▶ **Given information**:
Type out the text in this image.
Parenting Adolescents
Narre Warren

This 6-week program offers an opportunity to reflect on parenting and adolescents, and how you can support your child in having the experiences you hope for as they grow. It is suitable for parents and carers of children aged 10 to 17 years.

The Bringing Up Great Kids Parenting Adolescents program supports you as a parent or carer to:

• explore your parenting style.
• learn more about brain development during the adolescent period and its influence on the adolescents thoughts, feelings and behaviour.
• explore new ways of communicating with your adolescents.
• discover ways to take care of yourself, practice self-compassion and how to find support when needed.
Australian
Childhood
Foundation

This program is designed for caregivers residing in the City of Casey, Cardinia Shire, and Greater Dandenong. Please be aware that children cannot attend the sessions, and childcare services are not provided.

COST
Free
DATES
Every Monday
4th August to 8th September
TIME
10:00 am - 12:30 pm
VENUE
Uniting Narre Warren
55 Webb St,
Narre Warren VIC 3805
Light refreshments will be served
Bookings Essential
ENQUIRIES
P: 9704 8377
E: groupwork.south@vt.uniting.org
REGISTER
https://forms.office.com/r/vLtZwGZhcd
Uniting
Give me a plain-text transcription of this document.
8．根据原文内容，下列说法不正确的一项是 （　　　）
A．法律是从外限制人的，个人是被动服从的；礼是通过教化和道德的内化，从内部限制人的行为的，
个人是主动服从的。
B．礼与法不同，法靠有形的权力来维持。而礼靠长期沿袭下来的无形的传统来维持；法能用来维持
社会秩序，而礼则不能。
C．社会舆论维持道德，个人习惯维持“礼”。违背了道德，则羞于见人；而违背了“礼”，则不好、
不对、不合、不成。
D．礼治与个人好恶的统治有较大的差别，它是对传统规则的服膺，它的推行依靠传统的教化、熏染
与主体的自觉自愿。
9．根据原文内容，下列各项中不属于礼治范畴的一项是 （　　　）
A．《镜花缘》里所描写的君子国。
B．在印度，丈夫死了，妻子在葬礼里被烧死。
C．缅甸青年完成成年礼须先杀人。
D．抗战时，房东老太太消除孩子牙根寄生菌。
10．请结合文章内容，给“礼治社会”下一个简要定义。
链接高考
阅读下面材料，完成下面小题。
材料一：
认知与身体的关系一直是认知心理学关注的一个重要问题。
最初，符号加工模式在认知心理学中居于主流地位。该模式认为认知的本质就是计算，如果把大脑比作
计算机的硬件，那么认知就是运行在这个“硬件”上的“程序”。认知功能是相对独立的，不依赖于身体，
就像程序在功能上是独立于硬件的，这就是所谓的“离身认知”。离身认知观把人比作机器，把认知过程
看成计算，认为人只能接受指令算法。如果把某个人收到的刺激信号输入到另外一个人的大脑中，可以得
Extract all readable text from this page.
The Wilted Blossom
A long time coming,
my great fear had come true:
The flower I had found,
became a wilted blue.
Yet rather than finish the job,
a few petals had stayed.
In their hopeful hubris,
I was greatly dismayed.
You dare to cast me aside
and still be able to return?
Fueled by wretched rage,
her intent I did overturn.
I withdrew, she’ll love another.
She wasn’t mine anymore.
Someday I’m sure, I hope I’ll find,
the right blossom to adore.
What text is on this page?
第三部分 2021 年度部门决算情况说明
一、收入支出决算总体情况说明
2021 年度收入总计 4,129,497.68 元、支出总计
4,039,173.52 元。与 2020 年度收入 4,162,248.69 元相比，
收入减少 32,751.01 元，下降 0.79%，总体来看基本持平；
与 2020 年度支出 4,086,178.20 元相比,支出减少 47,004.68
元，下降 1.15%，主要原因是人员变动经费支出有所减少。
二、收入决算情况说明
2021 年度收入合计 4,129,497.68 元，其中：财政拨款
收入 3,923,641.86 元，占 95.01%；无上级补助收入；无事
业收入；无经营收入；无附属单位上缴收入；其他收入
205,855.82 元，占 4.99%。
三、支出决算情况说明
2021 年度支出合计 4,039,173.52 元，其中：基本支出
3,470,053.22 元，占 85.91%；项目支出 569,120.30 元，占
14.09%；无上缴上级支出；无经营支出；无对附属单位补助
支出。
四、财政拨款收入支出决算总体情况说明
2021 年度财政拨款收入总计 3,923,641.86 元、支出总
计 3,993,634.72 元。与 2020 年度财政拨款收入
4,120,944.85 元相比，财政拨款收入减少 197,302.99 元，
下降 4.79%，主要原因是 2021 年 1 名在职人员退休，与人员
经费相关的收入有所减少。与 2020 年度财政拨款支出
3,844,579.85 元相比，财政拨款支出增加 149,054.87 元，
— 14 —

▶ **What to work on**: All of the records must be retyped exactly as they are.

▶ **Solution to the problem**:
Type out the text in this image.
Parenting Adolescents
Narre Warren

This 6-week program offers an opportunity to reflect on parenting and adolescents, and how you can support your child in having the experiences you hope for as they grow. It is suitable for parents and carers of children aged 10 to 17 years.

The Bringing Up Great Kids Parenting Adolescents program supports you as a parent or carer to:

• explore your parenting style.
• learn more about brain development during the adolescent period and its influence on the adolescents thoughts, feelings and behaviour.
• explore new ways of communicating with your adolescents.
• discover ways to take care of yourself, practice self-compassion and how to find support when needed.
Australian
Childhood
Foundation

This program is designed for caregivers residing in the City of Casey, Cardinia Shire, and Greater Dandenong. Please be aware that children cannot attend the sessions, and childcare services are not provided.

COST
Free
DATES
Every Monday
4th August to 8th September
TIME
10:00 am - 12:30 pm
VENUE
Uniting Narre Warren
55 Webb St,
Narre Warren VIC 3805
Light refreshments will be served
Bookings Essential
ENQUIRIES
P: 9704 8377
E: groupwork.south@vt.uniting.org
REGISTER
https://forms.office.com/r/vLtZwGZhcd
Uniting
Give me a plain-text transcription of this document.
8．根据原文内容，下列说法不正确的一项是 （　　　）
A．法律是从外限制人的，个人是被动服从的；礼是通过教化和道德的内化，从内部限制人的行为的，
个人是主动服从的。
B．礼与法不同，法靠有形的权力来维持。而礼靠长期沿袭下来的无形的传统来维持；法能用来维持
社会秩序，而礼则不能。
C．社会舆论维持道德，个人习惯维持“礼”。违背了道德，则羞于见人；而违背了“礼”，则不好、
不对、不合、不成。
D．礼治与个人好恶的统治有较大的差别，它是对传统规则的服膺，它的推行依靠传统的教化、熏染
与主体的自觉自愿。
9．根据原文内容，下列各项中不属于礼治范畴的一项是 （　　　）
A．《镜花缘》里所描写的君子国。
B．在印度，丈夫死了，妻子在葬礼里被烧死。
C．缅甸青年完成成年礼须先杀人。
D．抗战时，房东老太太消除孩子牙根寄生菌。
10．请结合文章内容，给“礼治社会”下一个简要定义。
链接高考
阅读下面材料，完成下面小题。
材料一：
认知与身体的关系一直是认知心理学关注的一个重要问题。
最初，符号加工模式在认知心理学中居于主流地位。该模式认为认知的本质就是计算，如果把大脑比作
计算机的硬件，那么认知就是运行在这个“硬件”上的“程序”。认知功能是相对独立的，不依赖于身体，
就像程序在功能上是独立于硬件的，这就是所谓的“离身认知”。离身认知观把人比作机器，把认知过程
看成计算，认为人只能接受指令算法。如果把某个人收到的刺激信号输入到另外一个人的大脑中，可以得
Extract all readable text from this page.
The Wilted Blossom
A long time coming,
my great fear had come true:
The flower I had found,
became a wilted blue.
Yet rather than finish the job,
a few petals had stayed.
In their hopeful hubris,
I was greatly dismayed.
You dare to cast me aside
and still be able to return?
Fueled by wretched rage,
her intent I did overturn.
I withdrew, she’ll love another.
She wasn’t mine anymore.
Someday I’m sure, I hope I’ll find,
the right blossom to adore.
What text is on this page?
第三部分 2021 年度部门决算情况说明
一、收入支出决算总体情况说明
2021 年度收入总计 4,129,497.68 元、支出总计
4,039,173.52 元。与 2020 年度收入 4,162,248.69 元相比，
收入减少 32,751.01 元，下降 0.79%，总体来看基本持平；
与 2020 年度支出 4,086,178.20 元相比,支出减少 47,004.68
元，下降 1.15%，主要原因是人员变动经费支出有所减少。
二、收入决算情况说明
2021 年度收入合计 4,129,497.68 元，其中：财政拨款
收入 3,923,641.86 元，占 95.01%；无上级补助收入；无事
业收入；无经营收入；无附属单位上缴收入；其他收入
205,855.82 元，占 4.99%。
三、支出决算情况说明
2021 年度支出合计 4,039,173.52 元，其中：基本支出
3,470,053.22 元，占 85.91%；项目支出 569,120.30 元，占
14.09%；无上缴上级支出；无经营支出；无对附属单位补助
支出。
四、财政拨款收入支出决算总体情况说明
2021 年度财政拨款收入总计 3,923,641.86 元、支出总
计 3,993,634.72 元。与 2020 年度财政拨款收入
4,120,944.85 元相比，财政拨款收入减少 197,302.99 元，
下降 4.79%，主要原因是 2021 年 1 名在职人员退休，与人员
经费相关的收入有所减少。与 2020 年度财政拨款支出
3,844,579.85 元相比，财政拨款支出增加 149,054.87 元，
— 14 —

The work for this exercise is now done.